## 文書の抜粋
2022.09.27

昭和から平成へ ホッカイダー小原信好の 「AROUND THE JAPAN 日本一周35000kmの旅」vol.9

今も昔も、旅人にとって「日本一周」は憧れの旅。お金があっても、時間があっても、簡単にできることではありません。誰もができるわけではないから、日本一周をしている旅人を見れば応援したくなるし、達成した人には賞賛と尊敬の念を抱いてしまいます。 今から30年余り前、「昭和」が「平成」に移ろうとしていたあの頃、盛岡の青年、小原信好氏がバイクで日本一周の旅に出発しました。青年の日本一周を通して、当時の時代背景や、長旅にまつわる苦労や出逢い、喜びに触れてみましょう。 ※当記事はツーリングマップル週刊メルマガにて2019年1月~4月に配信した記事を再編集したものです。前回までのお話は本記事末尾の関連記事リンクからどうぞ

著・小原信好

<第9回 本州北上、北海道上陸>


昭和63年(1988年)6月、九州一周中であった小原青年は、地元の同級生キハルの結婚式出席のため、沖縄県上陸を秋以降に延期することに決めた。そして岩手県に向かって走行を開始する。この旅で出逢った人達や、同級生の家などに泊めてもらいながらの北上旅だ。 広島県福山市では、5月に世話になったばかりのD介君の下宿先「末広荘」に舞い戻り、なんと5連泊もした(管理人さん、ご迷惑おかけしました)。「福山大学」(中国・四国45K-4)の学食にご飯を食べに行ったり、毎晩、学生たちと語り合ったり(大人なビデオを観てみたり…)と大学生活をプチ体験。D介君、それ以来30年会っていないけれど元気かな? 「末広荘」を出発してからは、毎日200~300kmの走行距離で走り抜ける。過積載の「HONDA NX125」には厳しいが、結婚式に間に合わせないと!

## 演習資料
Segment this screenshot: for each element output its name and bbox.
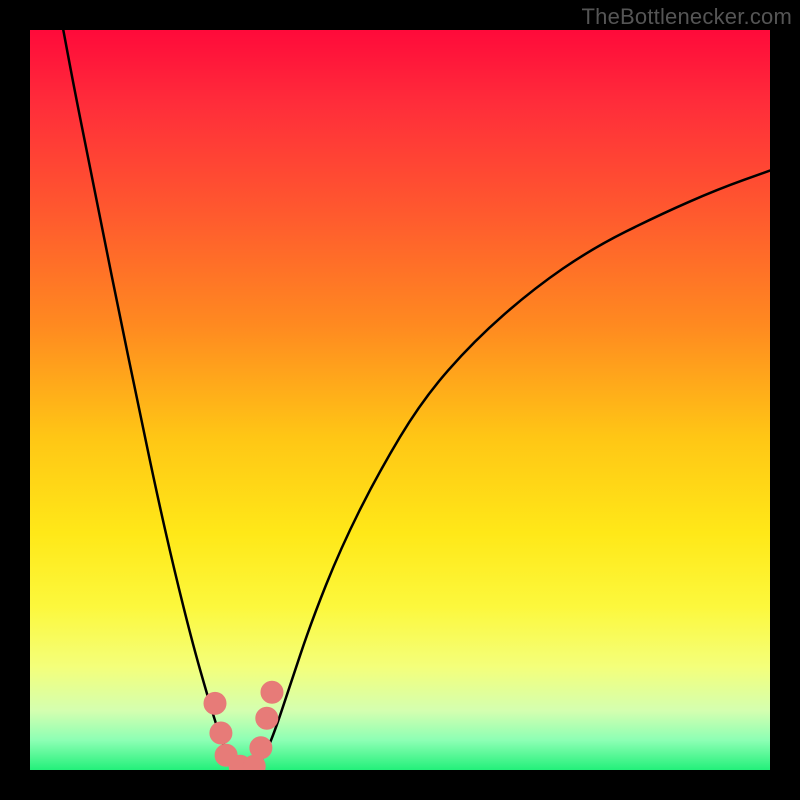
optimal-marker bbox=[204, 692, 226, 714]
bottleneck-chart bbox=[0, 0, 800, 800]
figure-root: TheBottlenecker.com bbox=[0, 0, 800, 800]
optimal-marker bbox=[250, 737, 272, 759]
plot-background bbox=[30, 30, 770, 770]
optimal-marker bbox=[261, 681, 283, 703]
optimal-marker bbox=[210, 722, 232, 744]
optimal-marker bbox=[256, 707, 278, 729]
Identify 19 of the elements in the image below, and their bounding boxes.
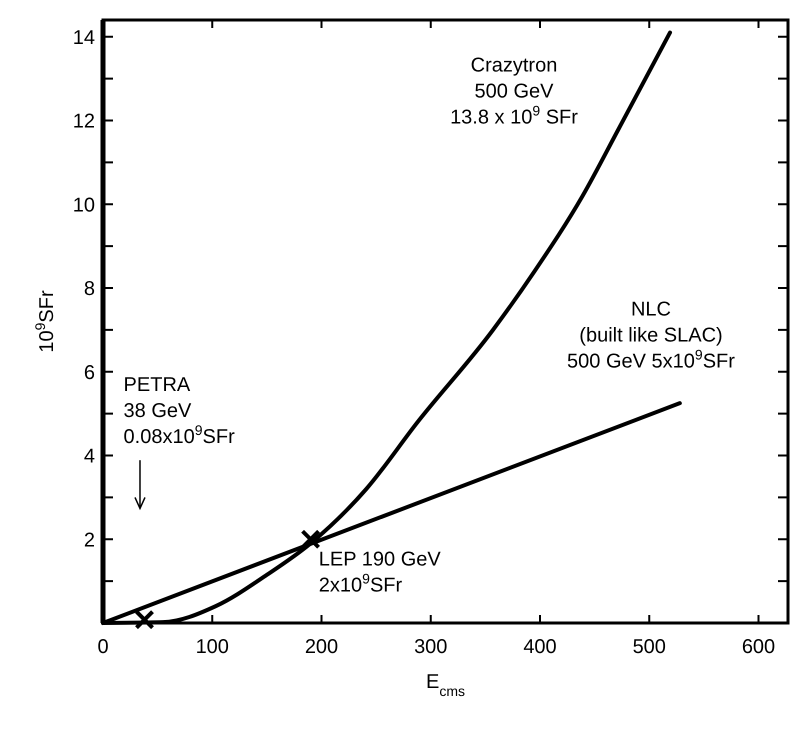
y-tick-label: 8 xyxy=(84,278,95,300)
y-tick-label: 12 xyxy=(72,110,95,132)
y-tick-label: 14 xyxy=(72,26,95,49)
x-tick-label: 300 xyxy=(414,636,448,658)
y-tick-label: 10 xyxy=(72,194,95,216)
x-tick-label: 500 xyxy=(632,636,666,658)
y-tick-label: 2 xyxy=(84,529,95,552)
x-tick-label: 0 xyxy=(97,636,109,658)
x-tick-label: 600 xyxy=(742,636,776,658)
x-tick-label: 400 xyxy=(523,636,557,658)
annotation: NLC (built like SLAC) 500 GeV 5x10$^{9}$SFr xyxy=(567,298,736,372)
y-tick-label: 6 xyxy=(84,362,95,384)
x-axis-title: E$_{cms}$ xyxy=(426,671,466,699)
x-tick-label: 100 xyxy=(196,636,229,658)
annotation: Crazytron 500 GeV 13.8 x 10$^{9}$ SFr xyxy=(450,54,578,128)
x-tick-label: 200 xyxy=(304,636,338,658)
y-tick-label: 4 xyxy=(84,446,95,468)
annotation: LEP 190 GeV 2x10$^{9}$SFr xyxy=(318,548,442,597)
annotation: PETRA 38 GeV 0.08x10$^{9}$SFr xyxy=(124,374,236,448)
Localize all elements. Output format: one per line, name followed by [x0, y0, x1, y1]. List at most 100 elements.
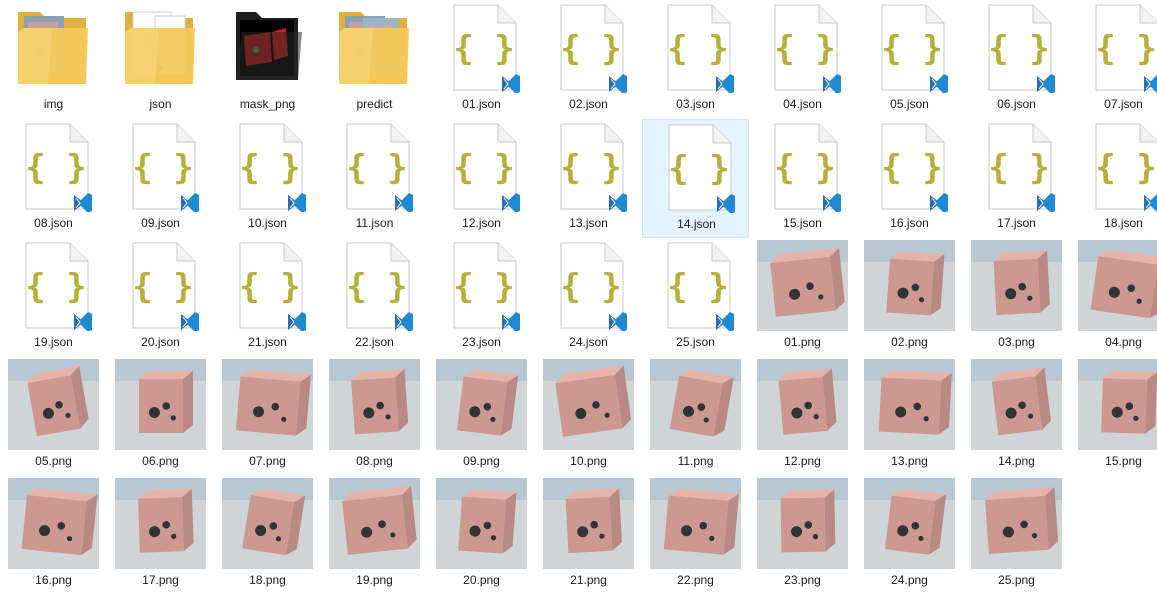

## 挑戦課題
- A) 文書の抜粋によると、小原青年が沖縄県上陸を秋以降に延期したのは何のためですか？
- B) 演習資料の行を先頭から読み始め、"optimal-marker bbox=[256, 707, 278, 729]" を含む行まで（両端を含む）を、1行を1つの文字列とする JSON リストに整形してください。画像の行と空行は入れないでください。

## 課題別の結果
- A) 地元の同級生キハルの結婚式に出席するためです。

- B)
[
  "Segment this screenshot: for each element output its name and bbox.",
  "optimal-marker bbox=[204, 692, 226, 714]",
  "bottleneck-chart bbox=[0, 0, 800, 800]",
  "figure-root: TheBottlenecker.com bbox=[0, 0, 800, 800]",
  "optimal-marker bbox=[250, 737, 272, 759]",
  "plot-background bbox=[30, 30, 770, 770]",
  "optimal-marker bbox=[261, 681, 283, 703]",
  "optimal-marker bbox=[210, 722, 232, 744]",
  "optimal-marker bbox=[256, 707, 278, 729]"
]